▶ **What you are asked to do**
Copy out all of the material exactly as presented.

▶ **Input data**
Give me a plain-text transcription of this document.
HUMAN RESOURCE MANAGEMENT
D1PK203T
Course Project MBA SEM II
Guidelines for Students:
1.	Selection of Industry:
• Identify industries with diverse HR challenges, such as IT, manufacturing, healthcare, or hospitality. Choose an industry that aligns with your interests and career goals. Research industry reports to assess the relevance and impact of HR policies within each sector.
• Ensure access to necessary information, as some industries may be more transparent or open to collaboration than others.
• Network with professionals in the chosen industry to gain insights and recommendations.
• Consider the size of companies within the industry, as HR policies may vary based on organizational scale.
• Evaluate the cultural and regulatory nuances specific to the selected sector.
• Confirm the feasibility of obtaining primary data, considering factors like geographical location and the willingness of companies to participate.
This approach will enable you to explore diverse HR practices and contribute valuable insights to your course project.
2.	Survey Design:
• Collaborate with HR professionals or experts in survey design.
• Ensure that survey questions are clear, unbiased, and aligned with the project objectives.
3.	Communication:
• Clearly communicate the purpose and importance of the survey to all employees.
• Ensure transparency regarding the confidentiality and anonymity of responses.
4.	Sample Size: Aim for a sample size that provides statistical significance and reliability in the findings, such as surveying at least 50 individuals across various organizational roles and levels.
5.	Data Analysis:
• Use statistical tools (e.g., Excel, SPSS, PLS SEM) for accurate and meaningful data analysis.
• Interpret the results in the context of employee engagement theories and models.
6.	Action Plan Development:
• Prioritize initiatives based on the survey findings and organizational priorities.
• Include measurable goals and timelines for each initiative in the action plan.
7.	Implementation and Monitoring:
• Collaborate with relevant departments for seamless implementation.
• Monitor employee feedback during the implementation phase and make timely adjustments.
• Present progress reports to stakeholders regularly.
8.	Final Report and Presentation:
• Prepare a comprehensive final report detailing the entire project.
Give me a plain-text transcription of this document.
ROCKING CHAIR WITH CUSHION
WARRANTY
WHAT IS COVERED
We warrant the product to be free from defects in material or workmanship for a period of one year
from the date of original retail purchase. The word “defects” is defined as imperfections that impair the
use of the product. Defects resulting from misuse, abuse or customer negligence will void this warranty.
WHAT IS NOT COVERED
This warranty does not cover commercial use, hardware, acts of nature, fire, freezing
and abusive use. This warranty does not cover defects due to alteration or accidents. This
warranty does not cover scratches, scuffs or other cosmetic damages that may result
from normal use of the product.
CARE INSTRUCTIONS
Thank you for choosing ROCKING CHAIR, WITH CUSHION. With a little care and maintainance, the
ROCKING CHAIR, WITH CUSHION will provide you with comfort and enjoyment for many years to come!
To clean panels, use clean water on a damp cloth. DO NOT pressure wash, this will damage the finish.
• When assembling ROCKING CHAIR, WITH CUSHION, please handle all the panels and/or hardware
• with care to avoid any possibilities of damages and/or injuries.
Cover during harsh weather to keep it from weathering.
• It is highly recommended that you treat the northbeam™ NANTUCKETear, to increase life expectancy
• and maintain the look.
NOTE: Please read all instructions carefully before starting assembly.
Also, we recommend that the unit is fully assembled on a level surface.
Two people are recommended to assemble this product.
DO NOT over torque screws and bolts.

▶ **Final result**
Give me a plain-text transcription of this document.
HUMAN RESOURCE MANAGEMENT
D1PK203T
Course Project MBA SEM II
Guidelines for Students:
1.	Selection of Industry:
• Identify industries with diverse HR challenges, such as IT, manufacturing, healthcare, or hospitality. Choose an industry that aligns with your interests and career goals. Research industry reports to assess the relevance and impact of HR policies within each sector.
• Ensure access to necessary information, as some industries may be more transparent or open to collaboration than others.
• Network with professionals in the chosen industry to gain insights and recommendations.
• Consider the size of companies within the industry, as HR policies may vary based on organizational scale.
• Evaluate the cultural and regulatory nuances specific to the selected sector.
• Confirm the feasibility of obtaining primary data, considering factors like geographical location and the willingness of companies to participate.
This approach will enable you to explore diverse HR practices and contribute valuable insights to your course project.
2.	Survey Design:
• Collaborate with HR professionals or experts in survey design.
• Ensure that survey questions are clear, unbiased, and aligned with the project objectives.
3.	Communication:
• Clearly communicate the purpose and importance of the survey to all employees.
• Ensure transparency regarding the confidentiality and anonymity of responses.
4.	Sample Size: Aim for a sample size that provides statistical significance and reliability in the findings, such as surveying at least 50 individuals across various organizational roles and levels.
5.	Data Analysis:
• Use statistical tools (e.g., Excel, SPSS, PLS SEM) for accurate and meaningful data analysis.
• Interpret the results in the context of employee engagement theories and models.
6.	Action Plan Development:
• Prioritize initiatives based on the survey findings and organizational priorities.
• Include measurable goals and timelines for each initiative in the action plan.
7.	Implementation and Monitoring:
• Collaborate with relevant departments for seamless implementation.
• Monitor employee feedback during the implementation phase and make timely adjustments.
• Present progress reports to stakeholders regularly.
8.	Final Report and Presentation:
• Prepare a comprehensive final report detailing the entire project.
Give me a plain-text transcription of this document.
ROCKING CHAIR WITH CUSHION
WARRANTY
WHAT IS COVERED
We warrant the product to be free from defects in material or workmanship for a period of one year
from the date of original retail purchase. The word “defects” is defined as imperfections that impair the
use of the product. Defects resulting from misuse, abuse or customer negligence will void this warranty.
WHAT IS NOT COVERED
This warranty does not cover commercial use, hardware, acts of nature, fire, freezing
and abusive use. This warranty does not cover defects due to alteration or accidents. This
warranty does not cover scratches, scuffs or other cosmetic damages that may result
from normal use of the product.
CARE INSTRUCTIONS
Thank you for choosing ROCKING CHAIR, WITH CUSHION. With a little care and maintainance, the
ROCKING CHAIR, WITH CUSHION will provide you with comfort and enjoyment for many years to come!
To clean panels, use clean water on a damp cloth. DO NOT pressure wash, this will damage the finish.
• When assembling ROCKING CHAIR, WITH CUSHION, please handle all the panels and/or hardware
• with care to avoid any possibilities of damages and/or injuries.
Cover during harsh weather to keep it from weathering.
• It is highly recommended that you treat the northbeam™ NANTUCKETear, to increase life expectancy
• and maintain the look.
NOTE: Please read all instructions carefully before starting assembly.
Also, we recommend that the unit is fully assembled on a level surface.
Two people are recommended to assemble this product.
DO NOT over torque screws and bolts.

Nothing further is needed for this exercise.